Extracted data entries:

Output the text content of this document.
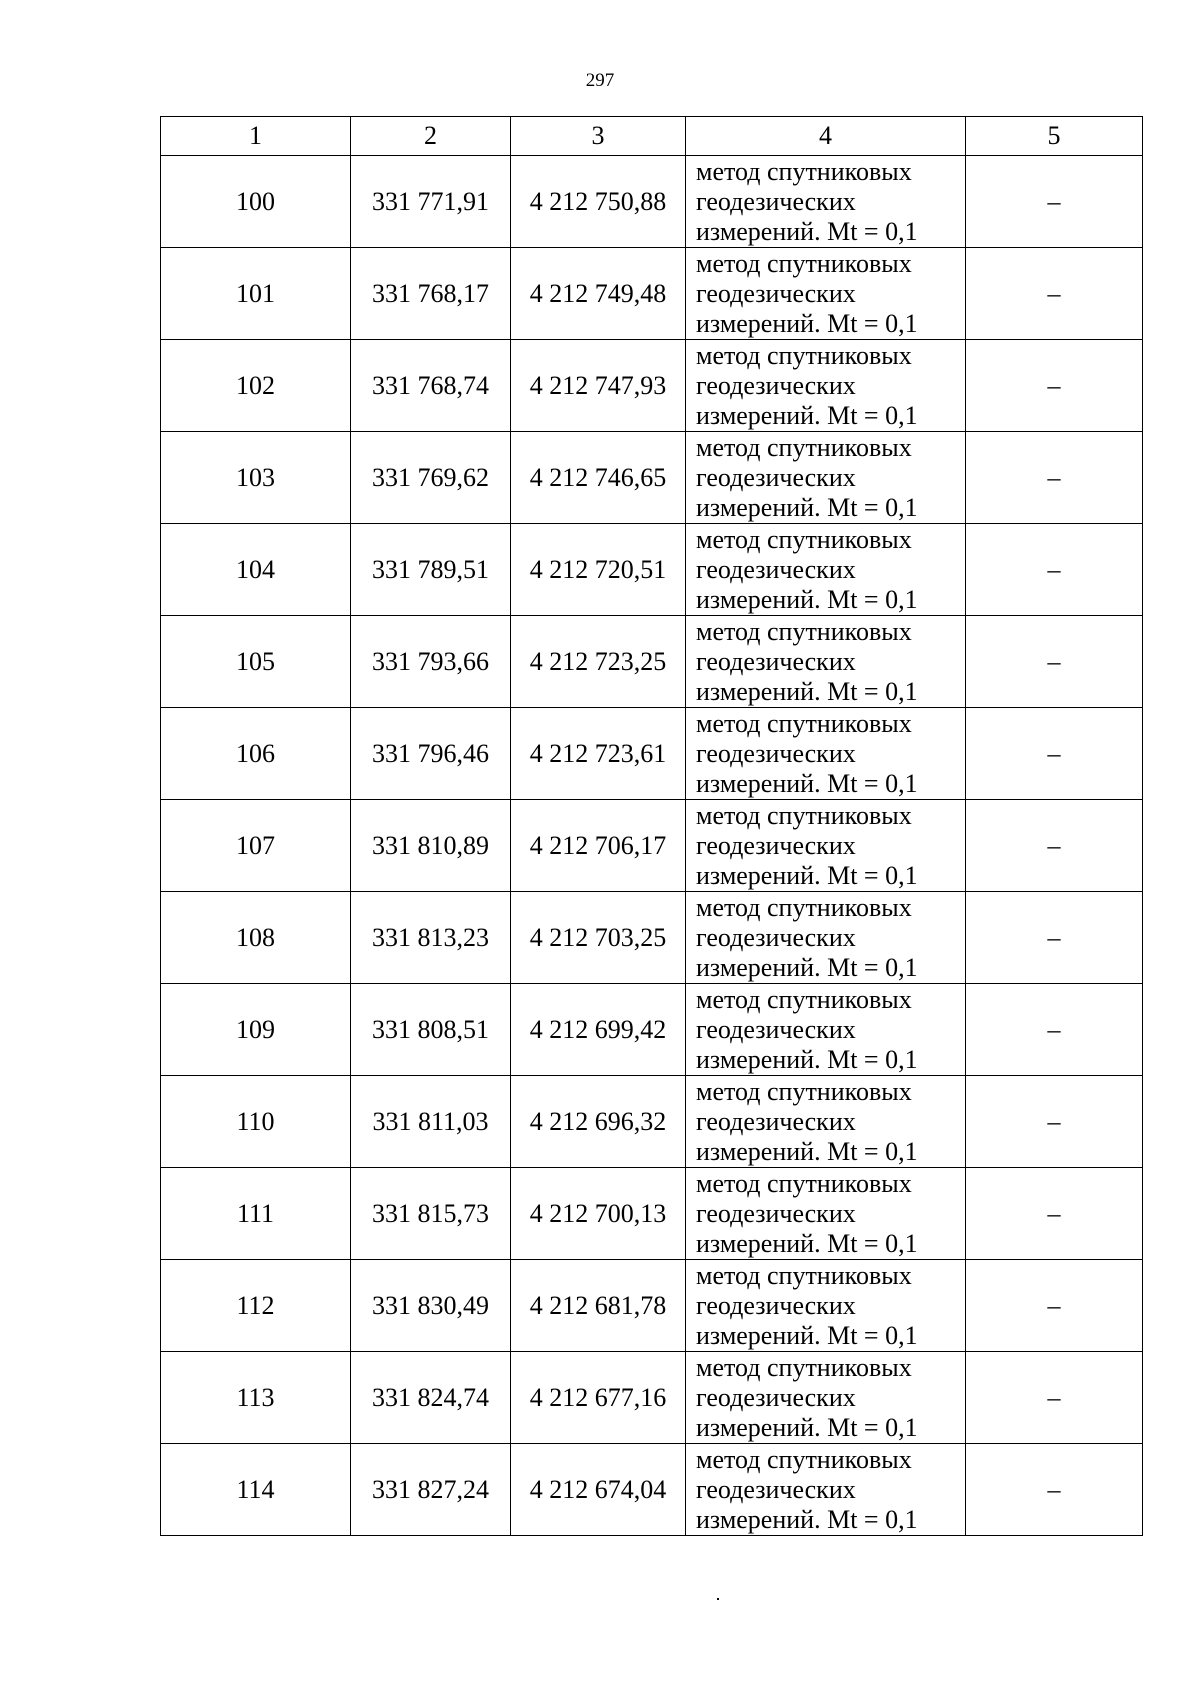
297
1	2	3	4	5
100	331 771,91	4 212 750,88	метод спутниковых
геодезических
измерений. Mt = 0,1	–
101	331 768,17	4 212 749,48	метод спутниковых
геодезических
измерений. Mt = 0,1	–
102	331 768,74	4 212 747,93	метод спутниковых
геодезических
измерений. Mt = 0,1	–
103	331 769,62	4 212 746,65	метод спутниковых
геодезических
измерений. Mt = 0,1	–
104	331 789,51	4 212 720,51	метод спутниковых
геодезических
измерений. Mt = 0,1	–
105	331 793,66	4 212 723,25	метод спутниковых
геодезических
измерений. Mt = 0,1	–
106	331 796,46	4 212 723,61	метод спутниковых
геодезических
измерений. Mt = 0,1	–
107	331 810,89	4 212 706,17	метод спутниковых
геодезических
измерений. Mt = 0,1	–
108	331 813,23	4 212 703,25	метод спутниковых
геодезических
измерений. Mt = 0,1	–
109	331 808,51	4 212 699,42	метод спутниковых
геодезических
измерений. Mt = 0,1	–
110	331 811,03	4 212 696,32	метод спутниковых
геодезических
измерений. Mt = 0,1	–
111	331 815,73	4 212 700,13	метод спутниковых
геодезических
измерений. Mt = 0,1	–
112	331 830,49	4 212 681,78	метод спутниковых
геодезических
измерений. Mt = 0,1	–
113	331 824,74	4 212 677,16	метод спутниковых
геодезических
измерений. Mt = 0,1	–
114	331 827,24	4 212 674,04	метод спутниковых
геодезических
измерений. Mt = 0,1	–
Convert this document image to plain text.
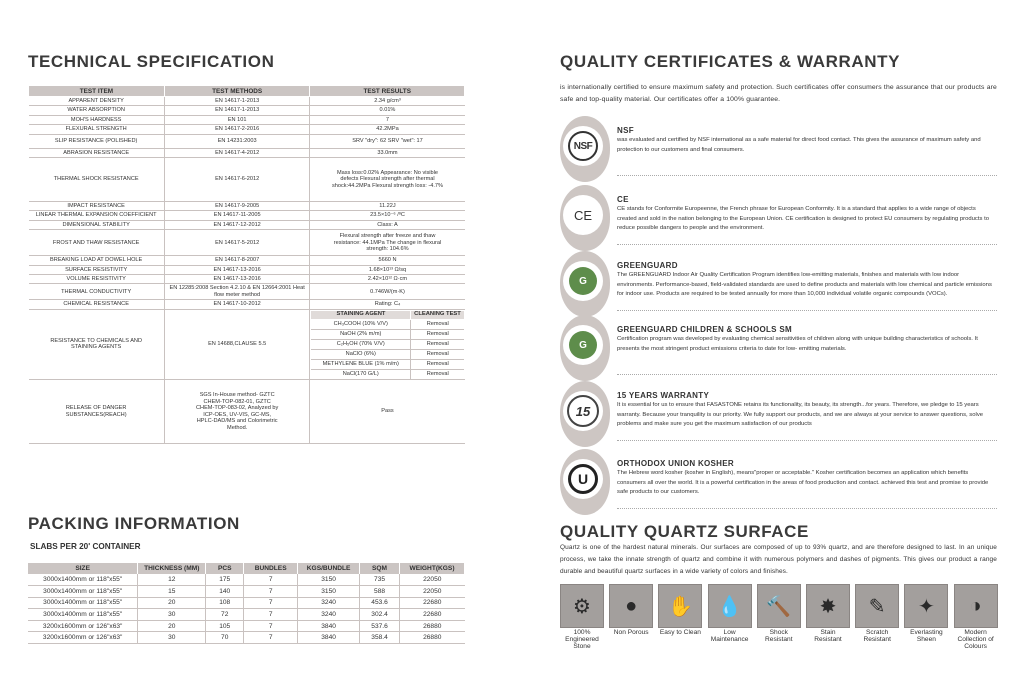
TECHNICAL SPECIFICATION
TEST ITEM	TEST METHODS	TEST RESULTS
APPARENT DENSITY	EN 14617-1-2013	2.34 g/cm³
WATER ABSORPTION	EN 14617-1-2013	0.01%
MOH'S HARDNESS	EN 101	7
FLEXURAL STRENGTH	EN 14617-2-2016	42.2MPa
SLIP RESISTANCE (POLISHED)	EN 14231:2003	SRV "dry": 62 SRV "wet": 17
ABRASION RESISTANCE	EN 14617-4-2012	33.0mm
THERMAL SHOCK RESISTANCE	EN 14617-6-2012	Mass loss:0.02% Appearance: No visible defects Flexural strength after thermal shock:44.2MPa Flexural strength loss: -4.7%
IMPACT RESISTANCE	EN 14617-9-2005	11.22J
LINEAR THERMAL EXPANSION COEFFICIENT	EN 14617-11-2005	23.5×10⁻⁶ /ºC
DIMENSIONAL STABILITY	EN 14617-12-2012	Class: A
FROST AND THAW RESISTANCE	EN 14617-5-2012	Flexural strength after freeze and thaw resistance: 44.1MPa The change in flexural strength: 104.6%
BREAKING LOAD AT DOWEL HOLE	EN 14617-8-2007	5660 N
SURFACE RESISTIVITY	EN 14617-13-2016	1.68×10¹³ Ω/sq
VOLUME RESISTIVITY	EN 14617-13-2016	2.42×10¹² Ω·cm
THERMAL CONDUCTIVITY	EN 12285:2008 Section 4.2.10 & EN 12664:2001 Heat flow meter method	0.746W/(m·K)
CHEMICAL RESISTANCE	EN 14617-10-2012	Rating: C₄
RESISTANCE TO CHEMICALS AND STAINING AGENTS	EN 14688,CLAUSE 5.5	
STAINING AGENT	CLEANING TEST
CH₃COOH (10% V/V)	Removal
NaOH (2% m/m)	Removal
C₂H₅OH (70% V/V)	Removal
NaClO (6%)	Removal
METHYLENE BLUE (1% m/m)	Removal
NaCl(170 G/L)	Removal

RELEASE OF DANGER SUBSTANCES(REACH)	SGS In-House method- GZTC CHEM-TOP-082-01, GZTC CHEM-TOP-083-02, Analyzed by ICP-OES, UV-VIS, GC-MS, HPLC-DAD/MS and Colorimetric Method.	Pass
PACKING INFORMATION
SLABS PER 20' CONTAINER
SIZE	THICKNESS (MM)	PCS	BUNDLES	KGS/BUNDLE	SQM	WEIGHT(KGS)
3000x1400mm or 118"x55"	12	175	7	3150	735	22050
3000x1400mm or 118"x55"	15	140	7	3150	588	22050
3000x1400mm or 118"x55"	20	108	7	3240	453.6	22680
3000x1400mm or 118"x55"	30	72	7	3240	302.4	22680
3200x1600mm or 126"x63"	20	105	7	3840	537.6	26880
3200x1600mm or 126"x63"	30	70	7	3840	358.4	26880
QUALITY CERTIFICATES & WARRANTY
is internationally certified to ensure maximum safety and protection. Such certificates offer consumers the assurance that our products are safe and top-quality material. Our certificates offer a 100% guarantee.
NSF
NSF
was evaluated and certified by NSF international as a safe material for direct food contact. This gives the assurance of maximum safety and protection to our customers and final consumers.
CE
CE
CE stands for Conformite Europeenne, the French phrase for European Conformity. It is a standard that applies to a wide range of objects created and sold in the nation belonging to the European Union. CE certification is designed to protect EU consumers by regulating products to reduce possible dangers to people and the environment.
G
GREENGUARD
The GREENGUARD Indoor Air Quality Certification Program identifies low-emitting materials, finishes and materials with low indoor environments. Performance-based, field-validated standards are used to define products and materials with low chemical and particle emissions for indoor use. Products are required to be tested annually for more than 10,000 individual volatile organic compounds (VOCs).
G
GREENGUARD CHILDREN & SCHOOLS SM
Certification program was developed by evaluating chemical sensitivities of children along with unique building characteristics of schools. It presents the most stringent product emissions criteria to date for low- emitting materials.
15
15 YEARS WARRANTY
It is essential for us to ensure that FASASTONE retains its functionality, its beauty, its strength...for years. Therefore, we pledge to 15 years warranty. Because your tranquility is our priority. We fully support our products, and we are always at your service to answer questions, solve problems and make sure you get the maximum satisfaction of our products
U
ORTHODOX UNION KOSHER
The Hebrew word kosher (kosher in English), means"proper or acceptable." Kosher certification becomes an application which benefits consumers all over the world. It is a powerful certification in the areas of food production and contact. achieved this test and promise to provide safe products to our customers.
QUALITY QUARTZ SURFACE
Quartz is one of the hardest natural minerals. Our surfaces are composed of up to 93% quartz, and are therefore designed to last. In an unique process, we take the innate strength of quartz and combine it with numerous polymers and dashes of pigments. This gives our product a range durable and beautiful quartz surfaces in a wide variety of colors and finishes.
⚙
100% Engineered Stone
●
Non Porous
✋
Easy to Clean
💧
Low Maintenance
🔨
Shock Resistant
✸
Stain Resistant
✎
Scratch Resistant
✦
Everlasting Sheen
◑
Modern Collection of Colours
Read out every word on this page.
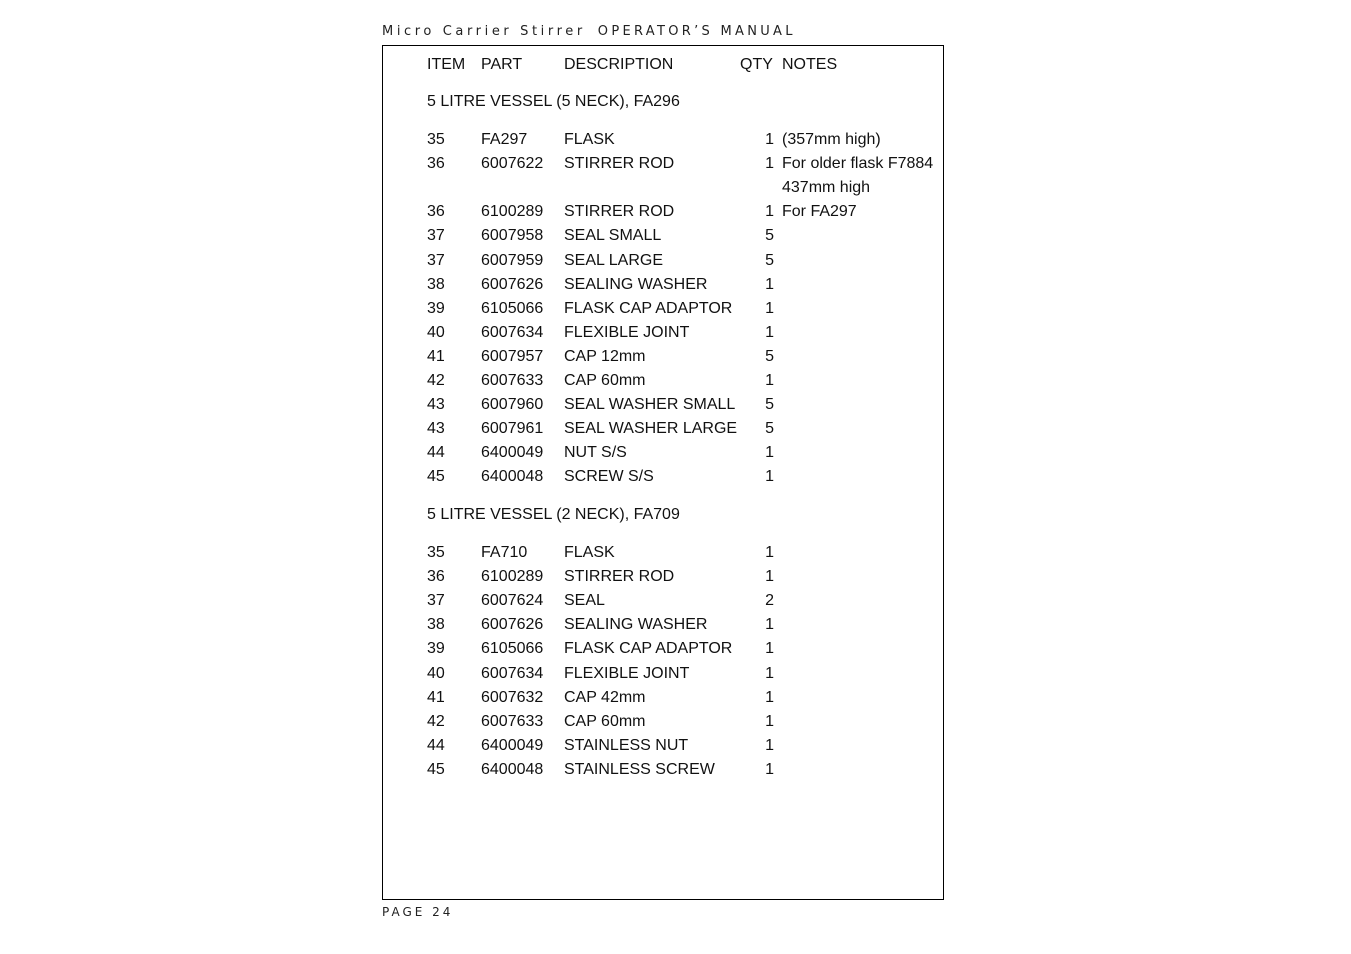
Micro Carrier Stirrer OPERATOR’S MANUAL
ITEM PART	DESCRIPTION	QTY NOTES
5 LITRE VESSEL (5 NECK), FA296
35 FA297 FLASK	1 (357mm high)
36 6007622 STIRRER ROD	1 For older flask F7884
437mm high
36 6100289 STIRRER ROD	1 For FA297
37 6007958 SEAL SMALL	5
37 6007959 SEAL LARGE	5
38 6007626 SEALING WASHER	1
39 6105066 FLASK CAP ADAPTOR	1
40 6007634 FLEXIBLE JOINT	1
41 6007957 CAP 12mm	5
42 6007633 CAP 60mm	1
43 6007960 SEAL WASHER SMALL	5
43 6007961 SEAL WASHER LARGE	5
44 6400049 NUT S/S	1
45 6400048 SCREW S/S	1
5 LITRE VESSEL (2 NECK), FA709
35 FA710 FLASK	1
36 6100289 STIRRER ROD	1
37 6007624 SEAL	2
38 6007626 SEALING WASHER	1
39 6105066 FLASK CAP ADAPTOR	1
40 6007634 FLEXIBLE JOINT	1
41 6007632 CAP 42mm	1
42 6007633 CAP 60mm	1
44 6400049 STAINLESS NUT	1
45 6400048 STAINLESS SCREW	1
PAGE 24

- DO THIS -
Look through the entries above; copy each line where the string "VESSEL" appears.

- SOLUTION TO THIS PROBLEM -
5 LITRE VESSEL (5 NECK), FA296
5 LITRE VESSEL (2 NECK), FA709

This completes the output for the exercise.